Brano citato ::
In Italia, nel terzo trimestre del 2014, l’attività economica ha continuato a mantenersi debole. Il prodotto lordo è risultato ancora in flessione (-0,1% su base congiunturale) a seguito dell’accentuarsi della contrazione del valore aggiunto sia nella manifattura sia nelle costruzioni (rispettivamente, -0,6% e -1,1%) ma in presenza di una stazionarietà nel settore dei servizi. Nel complesso, l’indicatore composito anticipatore dell’economia italiana, conclude l’Istat, «confermerebbe una sostanziale stazionarietà della crescita nel trimestre finale dell’anno».
Disoccupazione preoccupante
Il mercato del lavoro, invece, attraversa una fase di complessiva stagnazione. I dati più recenti delle forze di lavoro, si legge nel rapporto Istat, descrivono un’occupazione sostanzialmente stabile dall’inizio dell’anno, con un nuovo peggioramento nel mese di ottobre (-0,2% rispetto al mese precedente). Nel terzo trimestre i dati riferiti alle imprese con almeno dieci dipendenti, relativi a industria e servizi di mercato, hanno mostrato però una crescita delle ore lavorate sia in termini di monte ore complessivo (+0,4 rispetto al secondo trimestre) sia delle ore lavorate per dipendente (+0,3%). Un analogo andamento si è riscontrato nell’industria in senso stretto (+0,7% il monte ore, +0,6% le ore per dipendente), un settore che, allo stesso tempo, ha registrato una diminuzione del ricorso effettivo alla Cassa Integrazione (50,7 ore ogni mille ore lavorate, con una diminuzione di 10,9 ore rispetto allo stesso trimestre del 2013). La stasi del mercato del lavoro italiano si è riflessa anche nell’andamento del tasso di posti vacanti: i dati destagionalizzati relativi al terzo trimestre mostrano che l’indicatore di domanda di lavoro è rimasto ancorato ai valori di inizio anno. Il tasso di disoccupazione ha continuato a salire: in ottobre, i dati destagionalizzati hanno evidenziato una crescita di tre decimi di punto rispetto a settembre, raggiungendo il valore massimo di 13,2%, sensibilmente piu’ elevato rispetto alla media europea (11,5%).

Dati di analisi dell'impaginazione
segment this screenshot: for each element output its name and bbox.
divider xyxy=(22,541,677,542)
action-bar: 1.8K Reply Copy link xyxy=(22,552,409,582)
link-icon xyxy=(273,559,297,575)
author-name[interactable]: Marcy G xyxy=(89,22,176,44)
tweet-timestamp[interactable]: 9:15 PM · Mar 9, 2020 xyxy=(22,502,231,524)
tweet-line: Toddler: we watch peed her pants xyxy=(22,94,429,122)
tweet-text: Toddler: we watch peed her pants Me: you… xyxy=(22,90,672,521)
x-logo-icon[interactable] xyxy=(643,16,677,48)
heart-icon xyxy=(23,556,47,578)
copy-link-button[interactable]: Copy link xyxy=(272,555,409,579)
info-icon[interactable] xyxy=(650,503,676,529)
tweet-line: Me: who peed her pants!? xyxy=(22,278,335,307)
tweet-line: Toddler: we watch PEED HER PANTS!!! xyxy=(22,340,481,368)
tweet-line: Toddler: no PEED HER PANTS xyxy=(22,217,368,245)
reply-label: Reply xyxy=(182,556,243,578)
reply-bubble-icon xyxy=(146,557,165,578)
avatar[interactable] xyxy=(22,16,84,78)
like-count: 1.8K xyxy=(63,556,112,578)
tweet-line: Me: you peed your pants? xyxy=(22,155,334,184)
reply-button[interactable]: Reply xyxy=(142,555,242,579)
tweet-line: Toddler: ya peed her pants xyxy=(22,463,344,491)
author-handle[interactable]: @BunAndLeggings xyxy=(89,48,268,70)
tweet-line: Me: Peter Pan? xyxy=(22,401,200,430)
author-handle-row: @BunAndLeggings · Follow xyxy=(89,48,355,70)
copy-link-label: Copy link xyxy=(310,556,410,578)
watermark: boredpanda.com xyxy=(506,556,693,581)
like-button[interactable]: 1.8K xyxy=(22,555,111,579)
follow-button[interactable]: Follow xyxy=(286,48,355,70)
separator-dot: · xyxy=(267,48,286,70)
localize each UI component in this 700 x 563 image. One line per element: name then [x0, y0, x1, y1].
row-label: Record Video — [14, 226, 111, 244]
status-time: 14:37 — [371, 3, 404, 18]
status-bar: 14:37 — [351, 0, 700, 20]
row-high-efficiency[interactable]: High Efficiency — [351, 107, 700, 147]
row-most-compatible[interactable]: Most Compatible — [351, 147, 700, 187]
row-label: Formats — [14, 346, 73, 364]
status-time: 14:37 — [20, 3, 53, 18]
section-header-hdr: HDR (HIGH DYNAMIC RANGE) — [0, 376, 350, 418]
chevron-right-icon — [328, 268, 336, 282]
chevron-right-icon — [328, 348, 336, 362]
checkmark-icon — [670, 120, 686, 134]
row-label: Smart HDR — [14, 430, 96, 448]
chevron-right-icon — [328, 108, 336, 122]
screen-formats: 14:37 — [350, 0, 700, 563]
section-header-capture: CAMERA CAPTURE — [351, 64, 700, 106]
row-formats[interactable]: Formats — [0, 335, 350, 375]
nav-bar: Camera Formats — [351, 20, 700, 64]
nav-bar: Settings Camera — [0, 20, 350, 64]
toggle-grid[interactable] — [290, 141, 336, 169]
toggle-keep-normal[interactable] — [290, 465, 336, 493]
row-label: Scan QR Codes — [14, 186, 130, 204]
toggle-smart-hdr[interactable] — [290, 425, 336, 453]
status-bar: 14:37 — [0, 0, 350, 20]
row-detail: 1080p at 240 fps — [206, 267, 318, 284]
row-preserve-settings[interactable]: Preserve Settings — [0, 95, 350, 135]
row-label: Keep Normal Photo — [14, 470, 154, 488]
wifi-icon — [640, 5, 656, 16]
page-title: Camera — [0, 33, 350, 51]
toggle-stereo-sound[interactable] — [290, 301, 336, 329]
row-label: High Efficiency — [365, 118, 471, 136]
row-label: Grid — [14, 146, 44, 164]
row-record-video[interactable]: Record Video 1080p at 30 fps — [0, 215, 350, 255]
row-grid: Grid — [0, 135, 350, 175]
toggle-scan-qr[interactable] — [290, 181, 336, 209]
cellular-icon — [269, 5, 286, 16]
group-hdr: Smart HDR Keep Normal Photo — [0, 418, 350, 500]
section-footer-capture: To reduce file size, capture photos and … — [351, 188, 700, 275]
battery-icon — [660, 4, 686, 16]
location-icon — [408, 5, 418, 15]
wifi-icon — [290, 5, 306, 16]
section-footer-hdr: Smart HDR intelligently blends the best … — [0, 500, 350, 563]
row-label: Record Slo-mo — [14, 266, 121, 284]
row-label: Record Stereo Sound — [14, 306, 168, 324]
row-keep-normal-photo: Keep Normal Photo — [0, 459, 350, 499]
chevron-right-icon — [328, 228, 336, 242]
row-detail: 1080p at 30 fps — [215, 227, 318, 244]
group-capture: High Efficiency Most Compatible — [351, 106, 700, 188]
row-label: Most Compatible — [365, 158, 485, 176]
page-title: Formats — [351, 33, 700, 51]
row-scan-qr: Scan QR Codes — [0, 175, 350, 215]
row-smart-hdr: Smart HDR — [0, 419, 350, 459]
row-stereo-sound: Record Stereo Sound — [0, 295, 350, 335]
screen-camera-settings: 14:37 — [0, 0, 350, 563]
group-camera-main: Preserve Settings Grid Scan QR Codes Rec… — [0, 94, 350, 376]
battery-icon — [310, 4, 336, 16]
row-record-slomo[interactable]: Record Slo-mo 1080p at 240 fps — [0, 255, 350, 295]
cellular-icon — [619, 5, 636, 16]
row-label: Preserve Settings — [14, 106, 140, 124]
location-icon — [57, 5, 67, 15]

Il tuo compito :: Secondo il brano citato sull'economia italiana, quale valore massimo ha raggiunto il tasso di disoccupazione in ottobre? Il materiale proviene da un'altra fonte.

Risultato :: Il 13,2%.